# Record excerpts start

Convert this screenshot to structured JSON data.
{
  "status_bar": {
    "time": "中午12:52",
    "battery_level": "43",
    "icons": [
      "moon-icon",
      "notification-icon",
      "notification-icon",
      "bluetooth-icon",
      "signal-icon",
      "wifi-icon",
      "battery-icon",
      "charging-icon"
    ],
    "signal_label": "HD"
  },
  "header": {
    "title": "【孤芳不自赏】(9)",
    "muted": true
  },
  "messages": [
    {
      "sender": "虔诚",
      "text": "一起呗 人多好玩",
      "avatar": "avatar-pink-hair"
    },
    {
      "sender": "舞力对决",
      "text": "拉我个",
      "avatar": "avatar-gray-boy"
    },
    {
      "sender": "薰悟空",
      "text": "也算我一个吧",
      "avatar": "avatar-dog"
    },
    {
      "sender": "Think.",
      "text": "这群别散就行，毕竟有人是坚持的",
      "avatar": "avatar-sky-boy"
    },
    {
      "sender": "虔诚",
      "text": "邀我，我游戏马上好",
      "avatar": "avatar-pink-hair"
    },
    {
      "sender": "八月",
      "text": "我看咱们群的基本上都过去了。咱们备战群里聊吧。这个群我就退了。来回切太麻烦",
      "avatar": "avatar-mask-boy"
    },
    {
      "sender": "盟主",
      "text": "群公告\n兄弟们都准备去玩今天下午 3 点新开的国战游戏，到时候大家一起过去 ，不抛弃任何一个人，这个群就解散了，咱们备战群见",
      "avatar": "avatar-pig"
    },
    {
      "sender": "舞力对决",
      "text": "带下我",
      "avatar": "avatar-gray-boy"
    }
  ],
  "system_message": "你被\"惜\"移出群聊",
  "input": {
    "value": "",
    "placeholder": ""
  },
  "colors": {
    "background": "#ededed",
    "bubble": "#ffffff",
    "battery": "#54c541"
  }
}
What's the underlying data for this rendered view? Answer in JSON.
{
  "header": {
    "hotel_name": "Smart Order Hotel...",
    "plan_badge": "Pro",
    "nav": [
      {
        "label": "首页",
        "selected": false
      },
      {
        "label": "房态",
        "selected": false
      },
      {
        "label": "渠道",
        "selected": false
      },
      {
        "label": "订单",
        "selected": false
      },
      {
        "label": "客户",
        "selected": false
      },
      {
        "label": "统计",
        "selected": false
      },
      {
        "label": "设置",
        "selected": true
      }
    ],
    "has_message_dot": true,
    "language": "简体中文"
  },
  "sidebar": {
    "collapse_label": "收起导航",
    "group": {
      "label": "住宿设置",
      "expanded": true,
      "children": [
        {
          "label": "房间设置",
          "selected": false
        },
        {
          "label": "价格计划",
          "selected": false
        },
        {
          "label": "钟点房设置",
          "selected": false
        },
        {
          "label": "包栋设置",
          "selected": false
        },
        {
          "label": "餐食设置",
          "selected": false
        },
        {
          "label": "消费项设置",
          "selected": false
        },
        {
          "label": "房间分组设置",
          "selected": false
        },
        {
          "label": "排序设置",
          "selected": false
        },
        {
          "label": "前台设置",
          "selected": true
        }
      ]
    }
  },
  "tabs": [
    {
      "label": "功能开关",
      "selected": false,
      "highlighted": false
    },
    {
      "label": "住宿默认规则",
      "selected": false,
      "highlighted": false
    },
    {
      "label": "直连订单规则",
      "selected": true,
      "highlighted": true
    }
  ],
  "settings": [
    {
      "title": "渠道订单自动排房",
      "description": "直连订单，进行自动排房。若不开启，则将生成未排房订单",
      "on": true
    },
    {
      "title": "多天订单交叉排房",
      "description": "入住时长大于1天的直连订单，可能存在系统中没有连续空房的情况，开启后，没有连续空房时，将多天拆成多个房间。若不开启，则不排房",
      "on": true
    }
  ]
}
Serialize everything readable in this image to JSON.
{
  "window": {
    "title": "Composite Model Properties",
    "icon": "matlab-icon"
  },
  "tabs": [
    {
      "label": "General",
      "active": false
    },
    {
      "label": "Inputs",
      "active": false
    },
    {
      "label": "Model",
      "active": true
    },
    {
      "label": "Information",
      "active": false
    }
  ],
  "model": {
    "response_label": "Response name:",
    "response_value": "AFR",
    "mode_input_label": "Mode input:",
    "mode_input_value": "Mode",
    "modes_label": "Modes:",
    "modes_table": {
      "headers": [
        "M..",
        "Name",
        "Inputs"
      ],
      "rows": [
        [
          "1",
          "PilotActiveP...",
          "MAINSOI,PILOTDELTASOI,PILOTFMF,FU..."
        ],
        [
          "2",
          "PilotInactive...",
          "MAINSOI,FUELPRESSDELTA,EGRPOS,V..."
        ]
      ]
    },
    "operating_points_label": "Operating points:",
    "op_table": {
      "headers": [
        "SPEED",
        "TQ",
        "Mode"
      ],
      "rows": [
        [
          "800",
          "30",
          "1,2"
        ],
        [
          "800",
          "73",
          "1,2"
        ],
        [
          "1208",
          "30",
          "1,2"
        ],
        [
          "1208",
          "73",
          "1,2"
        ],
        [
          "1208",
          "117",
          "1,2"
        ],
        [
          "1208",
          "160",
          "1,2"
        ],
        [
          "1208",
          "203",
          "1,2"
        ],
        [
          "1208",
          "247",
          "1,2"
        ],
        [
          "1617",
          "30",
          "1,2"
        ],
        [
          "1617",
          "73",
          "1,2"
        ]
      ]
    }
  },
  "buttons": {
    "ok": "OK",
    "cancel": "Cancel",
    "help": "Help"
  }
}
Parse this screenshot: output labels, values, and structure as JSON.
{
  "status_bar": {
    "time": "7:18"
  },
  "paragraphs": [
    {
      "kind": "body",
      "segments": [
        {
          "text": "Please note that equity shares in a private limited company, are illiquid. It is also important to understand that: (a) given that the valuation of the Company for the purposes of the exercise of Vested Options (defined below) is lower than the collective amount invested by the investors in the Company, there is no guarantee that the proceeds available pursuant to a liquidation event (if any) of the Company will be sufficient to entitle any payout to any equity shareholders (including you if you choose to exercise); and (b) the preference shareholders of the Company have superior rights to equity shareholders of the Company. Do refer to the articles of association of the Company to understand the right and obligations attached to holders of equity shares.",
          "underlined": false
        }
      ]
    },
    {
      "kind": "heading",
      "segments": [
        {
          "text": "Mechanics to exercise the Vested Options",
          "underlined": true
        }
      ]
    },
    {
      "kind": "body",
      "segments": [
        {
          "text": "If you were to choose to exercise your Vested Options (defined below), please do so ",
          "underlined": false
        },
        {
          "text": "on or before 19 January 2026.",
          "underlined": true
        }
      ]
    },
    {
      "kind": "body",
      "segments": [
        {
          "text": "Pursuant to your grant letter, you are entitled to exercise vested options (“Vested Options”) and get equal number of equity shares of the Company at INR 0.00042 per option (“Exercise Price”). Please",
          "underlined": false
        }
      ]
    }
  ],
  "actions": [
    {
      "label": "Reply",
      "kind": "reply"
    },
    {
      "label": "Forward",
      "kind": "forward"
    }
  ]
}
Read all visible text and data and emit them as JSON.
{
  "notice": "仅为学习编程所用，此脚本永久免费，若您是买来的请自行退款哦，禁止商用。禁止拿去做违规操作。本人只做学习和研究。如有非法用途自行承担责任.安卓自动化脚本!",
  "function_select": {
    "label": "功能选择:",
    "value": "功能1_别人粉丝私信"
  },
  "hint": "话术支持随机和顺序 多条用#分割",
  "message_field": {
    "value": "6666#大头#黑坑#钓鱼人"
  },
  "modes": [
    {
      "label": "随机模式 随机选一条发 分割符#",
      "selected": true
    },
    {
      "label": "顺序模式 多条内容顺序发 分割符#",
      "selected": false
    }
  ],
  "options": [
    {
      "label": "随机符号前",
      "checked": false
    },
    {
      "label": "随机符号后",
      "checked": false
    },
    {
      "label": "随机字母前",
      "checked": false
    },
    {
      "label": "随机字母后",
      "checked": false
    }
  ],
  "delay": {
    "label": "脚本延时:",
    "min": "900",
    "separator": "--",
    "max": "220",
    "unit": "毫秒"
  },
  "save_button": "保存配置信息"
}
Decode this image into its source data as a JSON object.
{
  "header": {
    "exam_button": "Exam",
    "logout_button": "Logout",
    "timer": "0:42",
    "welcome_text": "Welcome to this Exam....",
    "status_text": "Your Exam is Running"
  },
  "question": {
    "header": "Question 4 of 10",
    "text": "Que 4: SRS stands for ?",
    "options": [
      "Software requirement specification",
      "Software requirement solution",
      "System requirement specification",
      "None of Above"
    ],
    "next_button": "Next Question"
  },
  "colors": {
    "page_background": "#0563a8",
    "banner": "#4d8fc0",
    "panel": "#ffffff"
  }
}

# Record excerpts end

Task to carry out: State the number of lines in this listing that contain the string "Company", and add nothing else.

Written answer: 2